== PROBLEM DESCRIPTION ==
Go through the records below line by line, counting those that contain the word "ffffff"; answer with the count only.

[Figure contents as structured data]
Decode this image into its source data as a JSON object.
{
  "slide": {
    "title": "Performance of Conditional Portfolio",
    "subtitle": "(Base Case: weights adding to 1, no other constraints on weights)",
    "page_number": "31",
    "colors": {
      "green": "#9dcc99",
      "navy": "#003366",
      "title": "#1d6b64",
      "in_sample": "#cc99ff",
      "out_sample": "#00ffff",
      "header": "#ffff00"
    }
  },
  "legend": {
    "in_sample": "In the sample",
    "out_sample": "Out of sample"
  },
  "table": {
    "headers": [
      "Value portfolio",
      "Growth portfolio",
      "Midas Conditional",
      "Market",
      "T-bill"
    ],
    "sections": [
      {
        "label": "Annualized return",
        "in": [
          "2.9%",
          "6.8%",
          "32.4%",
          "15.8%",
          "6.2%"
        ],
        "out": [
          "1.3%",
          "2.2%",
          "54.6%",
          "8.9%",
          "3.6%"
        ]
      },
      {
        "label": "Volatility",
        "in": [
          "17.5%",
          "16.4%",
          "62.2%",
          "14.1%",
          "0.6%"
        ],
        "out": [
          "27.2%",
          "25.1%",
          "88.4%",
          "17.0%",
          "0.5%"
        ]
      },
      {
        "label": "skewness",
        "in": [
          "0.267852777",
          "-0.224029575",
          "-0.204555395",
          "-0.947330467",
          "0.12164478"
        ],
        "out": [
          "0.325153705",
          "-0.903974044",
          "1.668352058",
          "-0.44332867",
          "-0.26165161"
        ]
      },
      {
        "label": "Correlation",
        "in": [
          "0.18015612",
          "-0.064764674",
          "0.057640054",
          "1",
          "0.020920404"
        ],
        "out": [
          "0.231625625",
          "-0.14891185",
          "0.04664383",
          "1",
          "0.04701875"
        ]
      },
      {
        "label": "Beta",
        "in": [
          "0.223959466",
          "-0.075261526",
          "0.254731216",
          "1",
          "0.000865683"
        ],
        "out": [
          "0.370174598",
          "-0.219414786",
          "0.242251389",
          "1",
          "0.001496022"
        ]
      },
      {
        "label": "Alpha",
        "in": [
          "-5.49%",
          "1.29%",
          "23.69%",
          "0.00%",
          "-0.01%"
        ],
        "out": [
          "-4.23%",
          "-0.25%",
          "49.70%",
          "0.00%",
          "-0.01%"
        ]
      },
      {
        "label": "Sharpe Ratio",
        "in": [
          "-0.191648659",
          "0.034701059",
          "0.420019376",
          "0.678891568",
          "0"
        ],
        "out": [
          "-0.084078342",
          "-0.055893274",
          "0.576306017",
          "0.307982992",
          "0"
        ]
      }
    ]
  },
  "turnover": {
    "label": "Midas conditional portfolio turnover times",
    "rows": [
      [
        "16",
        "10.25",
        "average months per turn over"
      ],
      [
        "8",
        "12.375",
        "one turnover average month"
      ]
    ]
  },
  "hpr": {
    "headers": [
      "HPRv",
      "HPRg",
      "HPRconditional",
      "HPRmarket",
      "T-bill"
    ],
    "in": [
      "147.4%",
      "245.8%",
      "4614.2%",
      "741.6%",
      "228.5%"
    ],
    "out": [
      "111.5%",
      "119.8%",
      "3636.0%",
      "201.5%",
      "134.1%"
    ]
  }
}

---

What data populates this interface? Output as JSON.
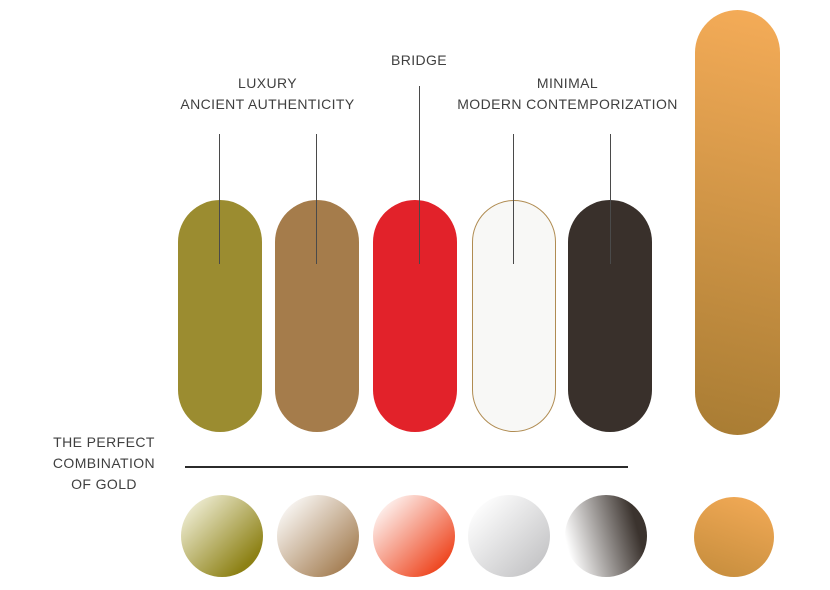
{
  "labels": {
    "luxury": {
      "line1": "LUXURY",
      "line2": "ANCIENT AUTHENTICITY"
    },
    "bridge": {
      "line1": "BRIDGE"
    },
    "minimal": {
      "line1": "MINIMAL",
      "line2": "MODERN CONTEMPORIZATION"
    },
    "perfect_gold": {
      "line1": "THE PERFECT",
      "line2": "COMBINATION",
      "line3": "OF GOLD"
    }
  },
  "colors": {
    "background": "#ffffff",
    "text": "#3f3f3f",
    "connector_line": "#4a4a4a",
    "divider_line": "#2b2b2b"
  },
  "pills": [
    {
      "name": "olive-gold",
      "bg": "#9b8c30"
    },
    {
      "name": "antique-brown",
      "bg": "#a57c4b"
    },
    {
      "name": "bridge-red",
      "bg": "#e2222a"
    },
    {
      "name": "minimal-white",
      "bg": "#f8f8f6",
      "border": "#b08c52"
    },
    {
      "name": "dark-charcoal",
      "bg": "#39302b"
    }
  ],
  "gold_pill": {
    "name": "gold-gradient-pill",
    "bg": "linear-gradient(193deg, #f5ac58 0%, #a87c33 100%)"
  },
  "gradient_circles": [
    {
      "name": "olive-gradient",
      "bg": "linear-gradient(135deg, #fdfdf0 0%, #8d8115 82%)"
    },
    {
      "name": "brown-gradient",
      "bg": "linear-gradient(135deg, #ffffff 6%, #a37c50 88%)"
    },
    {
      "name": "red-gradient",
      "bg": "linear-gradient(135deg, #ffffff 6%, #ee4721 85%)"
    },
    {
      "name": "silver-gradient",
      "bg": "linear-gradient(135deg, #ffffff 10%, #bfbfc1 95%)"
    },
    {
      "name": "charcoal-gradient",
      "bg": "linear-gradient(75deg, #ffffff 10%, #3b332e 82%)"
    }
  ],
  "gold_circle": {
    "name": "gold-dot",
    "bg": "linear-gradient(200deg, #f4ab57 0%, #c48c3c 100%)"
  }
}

== ANSWER TO THIS TASK ==
5